### WRITTEN INSTRUCTION
Output all the entries word for word. Omit the pictures.

### Extracted data entries
"""

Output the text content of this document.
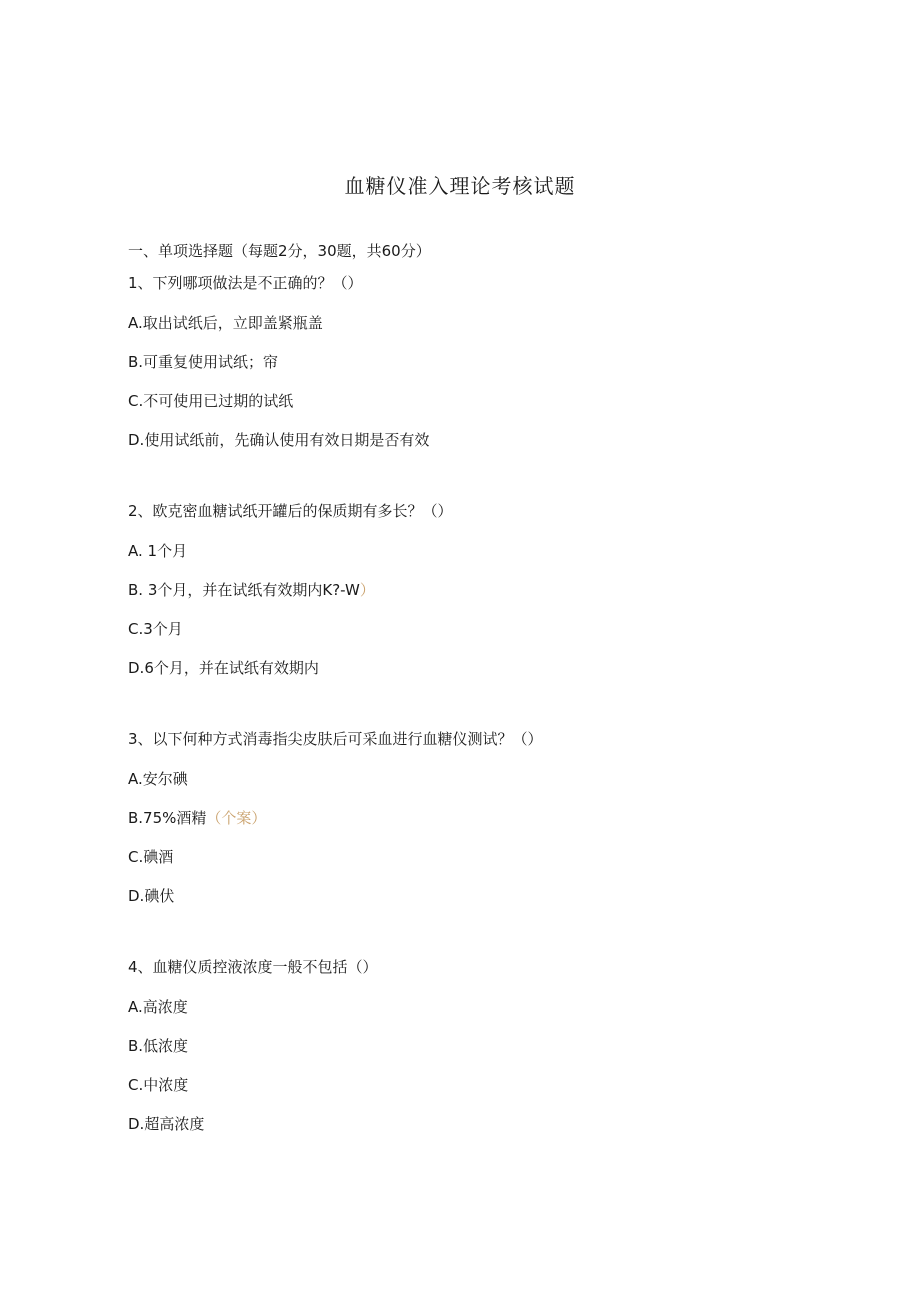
血糖仪准入理论考核试题
一、单项选择题（每题2分，30题，共60分）
1、下列哪项做法是不正确的？（）
A.取出试纸后，立即盖紧瓶盖
B.可重复使用试纸；帘
C.不可使用已过期的试纸
D.使用试纸前，先确认使用有效日期是否有效
2、欧克密血糖试纸开罐后的保质期有多长？（）
A. 1个月
B. 3个月，并在试纸有效期内K?-W）
C.3个月
D.6个月，并在试纸有效期内
3、以下何种方式消毒指尖皮肤后可采血进行血糖仪测试？（）
A.安尔碘
B.75%酒精（个案）
C.碘酒
D.碘伏
4、血糖仪质控液浓度一般不包括（）
A.高浓度
B.低浓度
C.中浓度
D.超高浓度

"""

### OUTPUT
Output the text content of this document.
血糖仪准入理论考核试题
一、单项选择题（每题2分，30题，共60分）
1、下列哪项做法是不正确的？（）
A.取出试纸后，立即盖紧瓶盖
B.可重复使用试纸；帘
C.不可使用已过期的试纸
D.使用试纸前，先确认使用有效日期是否有效
2、欧克密血糖试纸开罐后的保质期有多长？（）
A. 1个月
B. 3个月，并在试纸有效期内K?-W）
C.3个月
D.6个月，并在试纸有效期内
3、以下何种方式消毒指尖皮肤后可采血进行血糖仪测试？（）
A.安尔碘
B.75%酒精（个案）
C.碘酒
D.碘伏
4、血糖仪质控液浓度一般不包括（）
A.高浓度
B.低浓度
C.中浓度
D.超高浓度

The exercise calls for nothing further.